Exercise details ▸ Each entry below should be written out exactly as it is, with no pictures.

Records for the task ▸
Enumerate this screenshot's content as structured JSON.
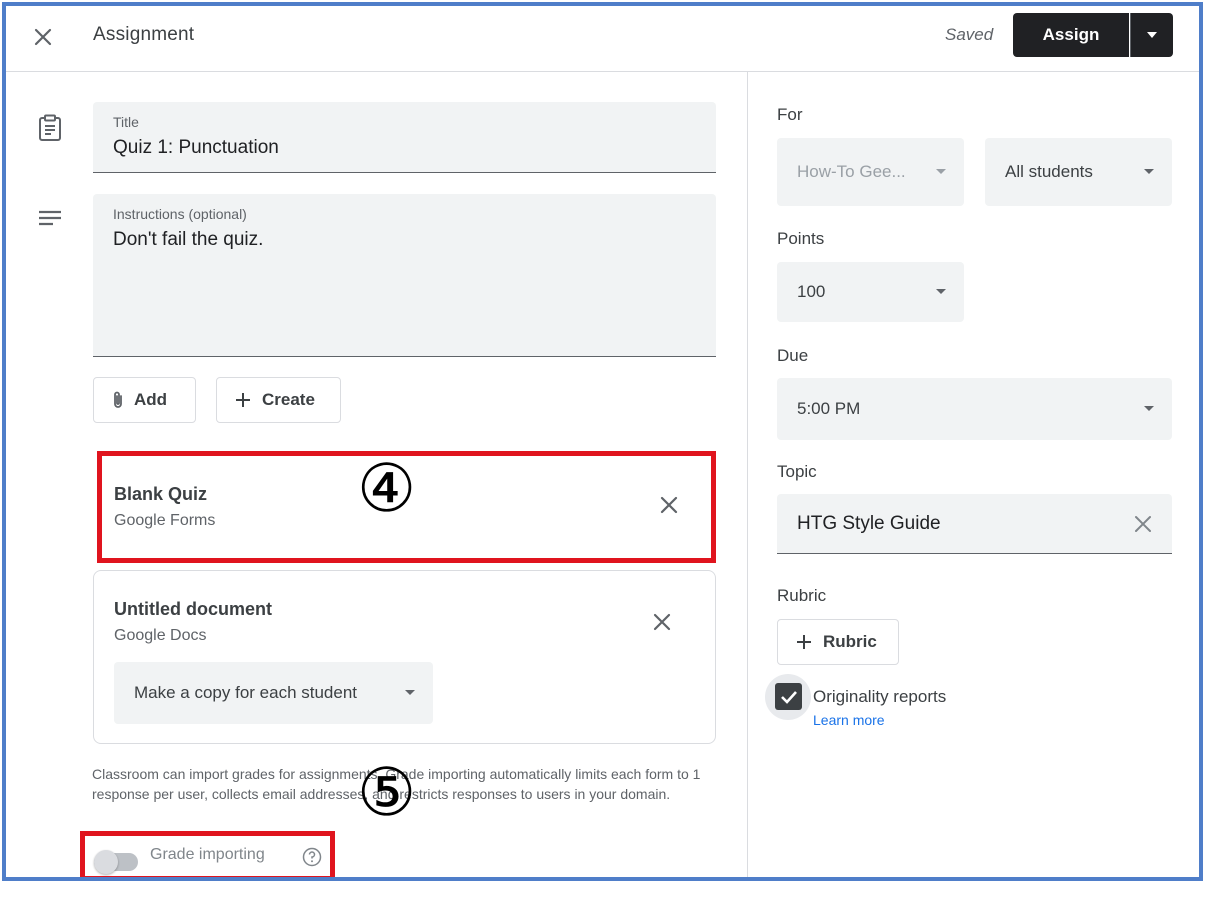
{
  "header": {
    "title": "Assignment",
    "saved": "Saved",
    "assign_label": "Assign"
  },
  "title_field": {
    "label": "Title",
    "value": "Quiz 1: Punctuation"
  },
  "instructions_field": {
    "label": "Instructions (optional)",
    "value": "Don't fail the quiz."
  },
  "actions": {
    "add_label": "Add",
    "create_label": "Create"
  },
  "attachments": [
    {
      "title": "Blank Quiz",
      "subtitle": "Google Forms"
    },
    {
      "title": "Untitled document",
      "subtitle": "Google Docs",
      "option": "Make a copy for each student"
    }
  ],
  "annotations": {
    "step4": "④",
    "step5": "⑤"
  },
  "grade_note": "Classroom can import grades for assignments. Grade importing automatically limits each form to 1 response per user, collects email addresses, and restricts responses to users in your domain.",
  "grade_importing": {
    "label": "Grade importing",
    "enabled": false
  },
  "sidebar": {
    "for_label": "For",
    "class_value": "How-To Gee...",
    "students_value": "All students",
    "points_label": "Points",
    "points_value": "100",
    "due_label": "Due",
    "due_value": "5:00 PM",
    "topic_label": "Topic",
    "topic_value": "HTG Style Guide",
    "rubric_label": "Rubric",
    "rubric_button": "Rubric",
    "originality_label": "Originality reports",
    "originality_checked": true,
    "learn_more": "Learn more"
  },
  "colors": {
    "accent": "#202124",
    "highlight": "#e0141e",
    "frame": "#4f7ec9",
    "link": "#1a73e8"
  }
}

Exercise result ▸
Enumerate this screenshot's content as structured JSON.
{
  "header": {
    "title": "Assignment",
    "saved": "Saved",
    "assign_label": "Assign"
  },
  "title_field": {
    "label": "Title",
    "value": "Quiz 1: Punctuation"
  },
  "instructions_field": {
    "label": "Instructions (optional)",
    "value": "Don't fail the quiz."
  },
  "actions": {
    "add_label": "Add",
    "create_label": "Create"
  },
  "attachments": [
    {
      "title": "Blank Quiz",
      "subtitle": "Google Forms"
    },
    {
      "title": "Untitled document",
      "subtitle": "Google Docs",
      "option": "Make a copy for each student"
    }
  ],
  "annotations": {
    "step4": "④",
    "step5": "⑤"
  },
  "grade_note": "Classroom can import grades for assignments. Grade importing automatically limits each form to 1 response per user, collects email addresses, and restricts responses to users in your domain.",
  "grade_importing": {
    "label": "Grade importing",
    "enabled": false
  },
  "sidebar": {
    "for_label": "For",
    "class_value": "How-To Gee...",
    "students_value": "All students",
    "points_label": "Points",
    "points_value": "100",
    "due_label": "Due",
    "due_value": "5:00 PM",
    "topic_label": "Topic",
    "topic_value": "HTG Style Guide",
    "rubric_label": "Rubric",
    "rubric_button": "Rubric",
    "originality_label": "Originality reports",
    "originality_checked": true,
    "learn_more": "Learn more"
  },
  "colors": {
    "accent": "#202124",
    "highlight": "#e0141e",
    "frame": "#4f7ec9",
    "link": "#1a73e8"
  }
}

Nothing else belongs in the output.